■ **TO BE DONE**: Reproduce all of the listing below without alteration.

■ **MATERIAL PROVIDED**:
╔══

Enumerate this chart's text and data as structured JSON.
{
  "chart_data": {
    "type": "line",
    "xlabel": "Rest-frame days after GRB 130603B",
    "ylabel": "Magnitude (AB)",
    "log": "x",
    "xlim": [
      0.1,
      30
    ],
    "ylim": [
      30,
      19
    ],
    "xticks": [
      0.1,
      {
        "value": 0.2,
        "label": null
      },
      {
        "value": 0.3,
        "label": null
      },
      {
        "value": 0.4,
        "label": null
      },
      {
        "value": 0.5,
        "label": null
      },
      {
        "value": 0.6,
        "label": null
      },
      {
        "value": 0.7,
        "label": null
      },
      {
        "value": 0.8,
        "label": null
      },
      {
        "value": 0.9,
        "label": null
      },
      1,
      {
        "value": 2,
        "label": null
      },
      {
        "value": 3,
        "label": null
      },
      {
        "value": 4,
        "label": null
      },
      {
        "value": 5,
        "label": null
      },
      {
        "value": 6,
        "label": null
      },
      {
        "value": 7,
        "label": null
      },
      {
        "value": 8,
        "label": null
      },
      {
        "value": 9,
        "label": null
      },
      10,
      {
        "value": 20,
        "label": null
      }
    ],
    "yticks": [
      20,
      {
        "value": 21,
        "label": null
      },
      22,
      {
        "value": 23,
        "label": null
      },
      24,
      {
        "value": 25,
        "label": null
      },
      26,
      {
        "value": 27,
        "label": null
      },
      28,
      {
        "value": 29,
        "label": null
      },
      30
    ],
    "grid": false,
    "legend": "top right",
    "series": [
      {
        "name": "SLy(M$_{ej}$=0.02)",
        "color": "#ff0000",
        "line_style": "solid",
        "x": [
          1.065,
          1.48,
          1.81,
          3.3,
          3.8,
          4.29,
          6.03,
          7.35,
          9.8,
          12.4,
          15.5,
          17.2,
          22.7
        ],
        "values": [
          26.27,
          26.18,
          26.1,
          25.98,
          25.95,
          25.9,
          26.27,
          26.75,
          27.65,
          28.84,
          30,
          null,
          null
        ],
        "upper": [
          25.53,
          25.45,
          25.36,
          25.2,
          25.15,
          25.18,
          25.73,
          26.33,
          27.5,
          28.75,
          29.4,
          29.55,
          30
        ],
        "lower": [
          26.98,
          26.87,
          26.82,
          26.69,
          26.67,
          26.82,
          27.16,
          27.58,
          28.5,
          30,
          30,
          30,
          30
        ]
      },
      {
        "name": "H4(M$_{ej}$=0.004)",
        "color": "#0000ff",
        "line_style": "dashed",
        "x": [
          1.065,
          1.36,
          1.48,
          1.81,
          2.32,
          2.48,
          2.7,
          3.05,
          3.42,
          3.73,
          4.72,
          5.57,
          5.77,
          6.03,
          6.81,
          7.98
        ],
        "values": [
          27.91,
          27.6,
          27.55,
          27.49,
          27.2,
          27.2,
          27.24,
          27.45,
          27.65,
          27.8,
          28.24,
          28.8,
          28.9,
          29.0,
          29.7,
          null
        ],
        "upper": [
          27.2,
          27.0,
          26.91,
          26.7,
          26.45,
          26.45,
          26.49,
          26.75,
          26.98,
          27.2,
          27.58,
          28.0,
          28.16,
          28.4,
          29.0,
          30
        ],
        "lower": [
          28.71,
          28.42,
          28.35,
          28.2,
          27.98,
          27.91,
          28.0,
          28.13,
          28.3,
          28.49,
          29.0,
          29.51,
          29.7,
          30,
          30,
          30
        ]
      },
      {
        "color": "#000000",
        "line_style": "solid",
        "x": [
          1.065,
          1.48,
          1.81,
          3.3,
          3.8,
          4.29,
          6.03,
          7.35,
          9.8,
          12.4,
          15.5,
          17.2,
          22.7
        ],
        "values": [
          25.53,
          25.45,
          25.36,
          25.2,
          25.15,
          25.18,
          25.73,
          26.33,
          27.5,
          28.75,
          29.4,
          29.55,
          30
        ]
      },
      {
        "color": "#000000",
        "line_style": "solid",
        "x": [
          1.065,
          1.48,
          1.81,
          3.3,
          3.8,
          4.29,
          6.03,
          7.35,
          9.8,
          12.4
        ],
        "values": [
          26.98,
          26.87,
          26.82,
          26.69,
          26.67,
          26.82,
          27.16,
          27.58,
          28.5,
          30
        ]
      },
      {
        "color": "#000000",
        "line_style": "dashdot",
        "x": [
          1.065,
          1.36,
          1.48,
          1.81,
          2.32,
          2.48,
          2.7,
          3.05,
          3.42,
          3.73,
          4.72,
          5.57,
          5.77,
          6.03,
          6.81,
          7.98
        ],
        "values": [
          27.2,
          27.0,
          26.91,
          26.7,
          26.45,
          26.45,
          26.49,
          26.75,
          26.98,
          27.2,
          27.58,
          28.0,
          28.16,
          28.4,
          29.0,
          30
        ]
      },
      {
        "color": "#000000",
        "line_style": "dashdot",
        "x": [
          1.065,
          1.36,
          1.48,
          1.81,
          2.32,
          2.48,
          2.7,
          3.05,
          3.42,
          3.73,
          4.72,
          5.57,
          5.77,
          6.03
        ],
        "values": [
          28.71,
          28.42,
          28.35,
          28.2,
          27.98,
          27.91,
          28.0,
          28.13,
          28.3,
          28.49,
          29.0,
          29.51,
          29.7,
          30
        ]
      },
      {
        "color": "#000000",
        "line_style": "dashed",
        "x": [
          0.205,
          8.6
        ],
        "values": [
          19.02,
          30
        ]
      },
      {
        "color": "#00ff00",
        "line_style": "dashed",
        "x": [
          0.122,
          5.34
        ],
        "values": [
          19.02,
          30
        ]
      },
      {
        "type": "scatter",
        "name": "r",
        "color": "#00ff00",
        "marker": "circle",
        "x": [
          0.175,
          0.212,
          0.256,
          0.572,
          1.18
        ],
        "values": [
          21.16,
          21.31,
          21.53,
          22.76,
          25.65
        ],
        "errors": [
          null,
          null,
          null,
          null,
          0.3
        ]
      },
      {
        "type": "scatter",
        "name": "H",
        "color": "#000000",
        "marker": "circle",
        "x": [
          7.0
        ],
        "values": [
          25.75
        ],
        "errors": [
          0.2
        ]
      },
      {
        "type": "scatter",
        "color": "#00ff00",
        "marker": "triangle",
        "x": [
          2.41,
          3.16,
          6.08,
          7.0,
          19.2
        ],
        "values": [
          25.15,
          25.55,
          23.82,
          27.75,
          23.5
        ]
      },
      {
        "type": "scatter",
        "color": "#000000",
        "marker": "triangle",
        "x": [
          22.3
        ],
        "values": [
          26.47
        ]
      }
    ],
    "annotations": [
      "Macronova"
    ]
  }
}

╚══

■ **TASK OUTPUT**:
Enumerate this chart's text and data as structured JSON.
{
  "chart_data": {
    "type": "line",
    "xlabel": "Rest-frame days after GRB 130603B",
    "ylabel": "Magnitude (AB)",
    "log": "x",
    "xlim": [
      0.1,
      30
    ],
    "ylim": [
      30,
      19
    ],
    "xticks": [
      0.1,
      {
        "value": 0.2,
        "label": null
      },
      {
        "value": 0.3,
        "label": null
      },
      {
        "value": 0.4,
        "label": null
      },
      {
        "value": 0.5,
        "label": null
      },
      {
        "value": 0.6,
        "label": null
      },
      {
        "value": 0.7,
        "label": null
      },
      {
        "value": 0.8,
        "label": null
      },
      {
        "value": 0.9,
        "label": null
      },
      1,
      {
        "value": 2,
        "label": null
      },
      {
        "value": 3,
        "label": null
      },
      {
        "value": 4,
        "label": null
      },
      {
        "value": 5,
        "label": null
      },
      {
        "value": 6,
        "label": null
      },
      {
        "value": 7,
        "label": null
      },
      {
        "value": 8,
        "label": null
      },
      {
        "value": 9,
        "label": null
      },
      10,
      {
        "value": 20,
        "label": null
      }
    ],
    "yticks": [
      20,
      {
        "value": 21,
        "label": null
      },
      22,
      {
        "value": 23,
        "label": null
      },
      24,
      {
        "value": 25,
        "label": null
      },
      26,
      {
        "value": 27,
        "label": null
      },
      28,
      {
        "value": 29,
        "label": null
      },
      30
    ],
    "grid": false,
    "legend": "top right",
    "series": [
      {
        "name": "SLy(M$_{ej}$=0.02)",
        "color": "#ff0000",
        "line_style": "solid",
        "x": [
          1.065,
          1.48,
          1.81,
          3.3,
          3.8,
          4.29,
          6.03,
          7.35,
          9.8,
          12.4,
          15.5,
          17.2,
          22.7
        ],
        "values": [
          26.27,
          26.18,
          26.1,
          25.98,
          25.95,
          25.9,
          26.27,
          26.75,
          27.65,
          28.84,
          30,
          null,
          null
        ],
        "upper": [
          25.53,
          25.45,
          25.36,
          25.2,
          25.15,
          25.18,
          25.73,
          26.33,
          27.5,
          28.75,
          29.4,
          29.55,
          30
        ],
        "lower": [
          26.98,
          26.87,
          26.82,
          26.69,
          26.67,
          26.82,
          27.16,
          27.58,
          28.5,
          30,
          30,
          30,
          30
        ]
      },
      {
        "name": "H4(M$_{ej}$=0.004)",
        "color": "#0000ff",
        "line_style": "dashed",
        "x": [
          1.065,
          1.36,
          1.48,
          1.81,
          2.32,
          2.48,
          2.7,
          3.05,
          3.42,
          3.73,
          4.72,
          5.57,
          5.77,
          6.03,
          6.81,
          7.98
        ],
        "values": [
          27.91,
          27.6,
          27.55,
          27.49,
          27.2,
          27.2,
          27.24,
          27.45,
          27.65,
          27.8,
          28.24,
          28.8,
          28.9,
          29.0,
          29.7,
          null
        ],
        "upper": [
          27.2,
          27.0,
          26.91,
          26.7,
          26.45,
          26.45,
          26.49,
          26.75,
          26.98,
          27.2,
          27.58,
          28.0,
          28.16,
          28.4,
          29.0,
          30
        ],
        "lower": [
          28.71,
          28.42,
          28.35,
          28.2,
          27.98,
          27.91,
          28.0,
          28.13,
          28.3,
          28.49,
          29.0,
          29.51,
          29.7,
          30,
          30,
          30
        ]
      },
      {
        "color": "#000000",
        "line_style": "solid",
        "x": [
          1.065,
          1.48,
          1.81,
          3.3,
          3.8,
          4.29,
          6.03,
          7.35,
          9.8,
          12.4,
          15.5,
          17.2,
          22.7
        ],
        "values": [
          25.53,
          25.45,
          25.36,
          25.2,
          25.15,
          25.18,
          25.73,
          26.33,
          27.5,
          28.75,
          29.4,
          29.55,
          30
        ]
      },
      {
        "color": "#000000",
        "line_style": "solid",
        "x": [
          1.065,
          1.48,
          1.81,
          3.3,
          3.8,
          4.29,
          6.03,
          7.35,
          9.8,
          12.4
        ],
        "values": [
          26.98,
          26.87,
          26.82,
          26.69,
          26.67,
          26.82,
          27.16,
          27.58,
          28.5,
          30
        ]
      },
      {
        "color": "#000000",
        "line_style": "dashdot",
        "x": [
          1.065,
          1.36,
          1.48,
          1.81,
          2.32,
          2.48,
          2.7,
          3.05,
          3.42,
          3.73,
          4.72,
          5.57,
          5.77,
          6.03,
          6.81,
          7.98
        ],
        "values": [
          27.2,
          27.0,
          26.91,
          26.7,
          26.45,
          26.45,
          26.49,
          26.75,
          26.98,
          27.2,
          27.58,
          28.0,
          28.16,
          28.4,
          29.0,
          30
        ]
      },
      {
        "color": "#000000",
        "line_style": "dashdot",
        "x": [
          1.065,
          1.36,
          1.48,
          1.81,
          2.32,
          2.48,
          2.7,
          3.05,
          3.42,
          3.73,
          4.72,
          5.57,
          5.77,
          6.03
        ],
        "values": [
          28.71,
          28.42,
          28.35,
          28.2,
          27.98,
          27.91,
          28.0,
          28.13,
          28.3,
          28.49,
          29.0,
          29.51,
          29.7,
          30
        ]
      },
      {
        "color": "#000000",
        "line_style": "dashed",
        "x": [
          0.205,
          8.6
        ],
        "values": [
          19.02,
          30
        ]
      },
      {
        "color": "#00ff00",
        "line_style": "dashed",
        "x": [
          0.122,
          5.34
        ],
        "values": [
          19.02,
          30
        ]
      },
      {
        "type": "scatter",
        "name": "r",
        "color": "#00ff00",
        "marker": "circle",
        "x": [
          0.175,
          0.212,
          0.256,
          0.572,
          1.18
        ],
        "values": [
          21.16,
          21.31,
          21.53,
          22.76,
          25.65
        ],
        "errors": [
          null,
          null,
          null,
          null,
          0.3
        ]
      },
      {
        "type": "scatter",
        "name": "H",
        "color": "#000000",
        "marker": "circle",
        "x": [
          7.0
        ],
        "values": [
          25.75
        ],
        "errors": [
          0.2
        ]
      },
      {
        "type": "scatter",
        "color": "#00ff00",
        "marker": "triangle",
        "x": [
          2.41,
          3.16,
          6.08,
          7.0,
          19.2
        ],
        "values": [
          25.15,
          25.55,
          23.82,
          27.75,
          23.5
        ]
      },
      {
        "type": "scatter",
        "color": "#000000",
        "marker": "triangle",
        "x": [
          22.3
        ],
        "values": [
          26.47
        ]
      }
    ],
    "annotations": [
      "Macronova"
    ]
  }
}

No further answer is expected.